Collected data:
----------------
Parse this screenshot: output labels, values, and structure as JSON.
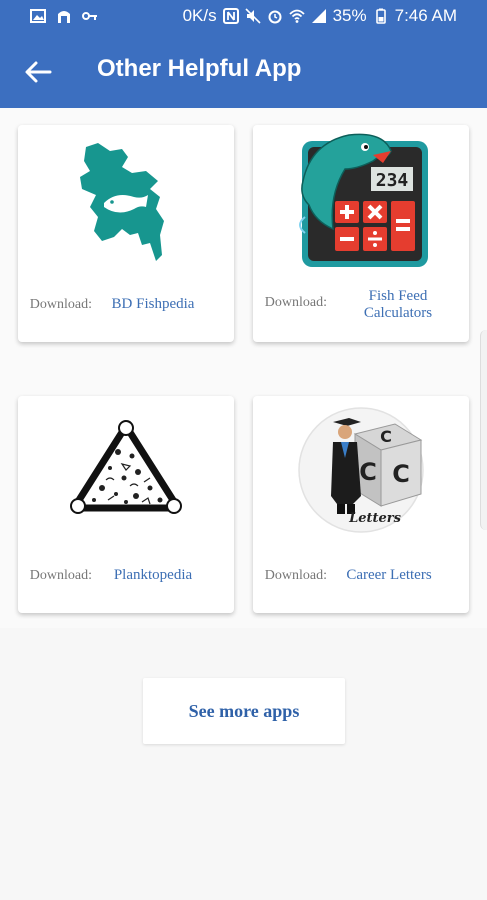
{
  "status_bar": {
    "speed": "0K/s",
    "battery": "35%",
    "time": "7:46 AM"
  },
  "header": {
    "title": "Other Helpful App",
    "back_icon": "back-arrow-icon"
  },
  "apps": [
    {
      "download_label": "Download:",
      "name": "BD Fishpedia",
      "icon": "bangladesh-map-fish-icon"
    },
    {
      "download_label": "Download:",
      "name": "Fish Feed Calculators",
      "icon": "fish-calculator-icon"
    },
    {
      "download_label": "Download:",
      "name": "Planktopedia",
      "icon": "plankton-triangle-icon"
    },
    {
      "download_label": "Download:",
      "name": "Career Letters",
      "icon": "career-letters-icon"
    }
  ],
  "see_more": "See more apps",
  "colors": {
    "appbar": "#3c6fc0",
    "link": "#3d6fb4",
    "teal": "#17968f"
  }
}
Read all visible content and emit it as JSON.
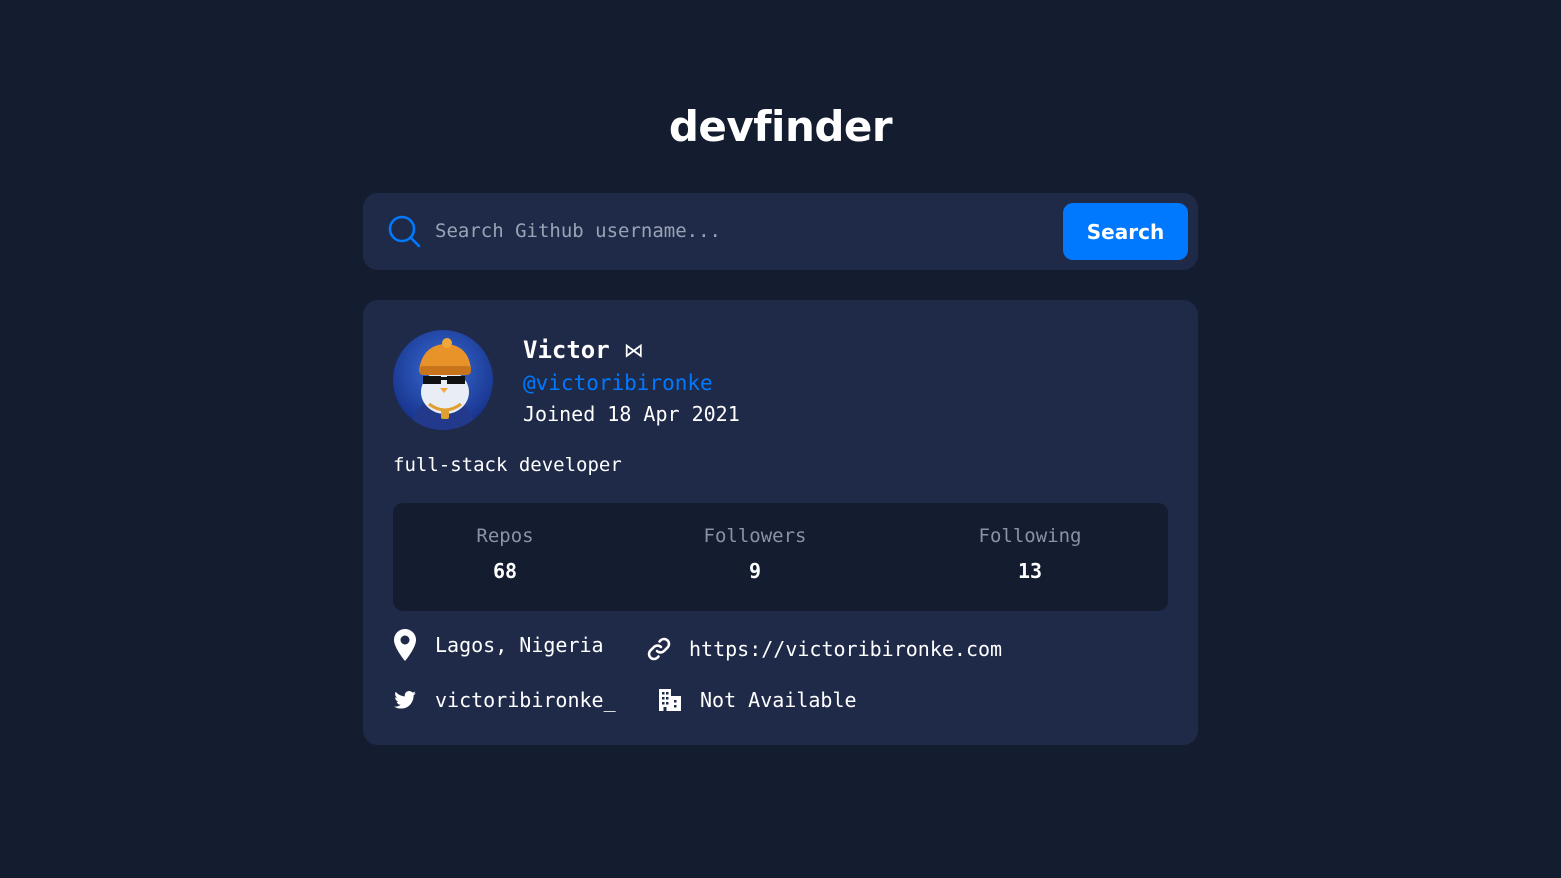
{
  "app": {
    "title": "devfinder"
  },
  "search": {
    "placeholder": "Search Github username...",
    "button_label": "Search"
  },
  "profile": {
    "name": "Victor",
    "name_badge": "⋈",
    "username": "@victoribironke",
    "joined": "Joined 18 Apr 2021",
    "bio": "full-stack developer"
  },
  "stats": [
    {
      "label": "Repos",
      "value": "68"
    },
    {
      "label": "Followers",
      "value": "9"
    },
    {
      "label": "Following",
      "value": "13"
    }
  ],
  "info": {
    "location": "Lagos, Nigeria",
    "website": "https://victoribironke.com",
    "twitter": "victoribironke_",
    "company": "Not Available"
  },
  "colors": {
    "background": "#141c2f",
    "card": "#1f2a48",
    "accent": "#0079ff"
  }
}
----------------
→ **Short problem**:
Will you restate every entry word for word and omit the images?

→ **Result for this task**:
Parse this screenshot: output labels, values, and structure as JSON.
{
  "status_bar": {
    "speed": "0K/s",
    "battery": "35%",
    "time": "7:46 AM"
  },
  "header": {
    "title": "Other Helpful App",
    "back_icon": "back-arrow-icon"
  },
  "apps": [
    {
      "download_label": "Download:",
      "name": "BD Fishpedia",
      "icon": "bangladesh-map-fish-icon"
    },
    {
      "download_label": "Download:",
      "name": "Fish Feed Calculators",
      "icon": "fish-calculator-icon"
    },
    {
      "download_label": "Download:",
      "name": "Planktopedia",
      "icon": "plankton-triangle-icon"
    },
    {
      "download_label": "Download:",
      "name": "Career Letters",
      "icon": "career-letters-icon"
    }
  ],
  "see_more": "See more apps",
  "colors": {
    "appbar": "#3c6fc0",
    "link": "#3d6fb4",
    "teal": "#17968f"
  }
}
Read all visible content and emit it as JSON.
{
  "app": {
    "title": "devfinder"
  },
  "search": {
    "placeholder": "Search Github username...",
    "button_label": "Search"
  },
  "profile": {
    "name": "Victor",
    "name_badge": "⋈",
    "username": "@victoribironke",
    "joined": "Joined 18 Apr 2021",
    "bio": "full-stack developer"
  },
  "stats": [
    {
      "label": "Repos",
      "value": "68"
    },
    {
      "label": "Followers",
      "value": "9"
    },
    {
      "label": "Following",
      "value": "13"
    }
  ],
  "info": {
    "location": "Lagos, Nigeria",
    "website": "https://victoribironke.com",
    "twitter": "victoribironke_",
    "company": "Not Available"
  },
  "colors": {
    "background": "#141c2f",
    "card": "#1f2a48",
    "accent": "#0079ff"
  }
}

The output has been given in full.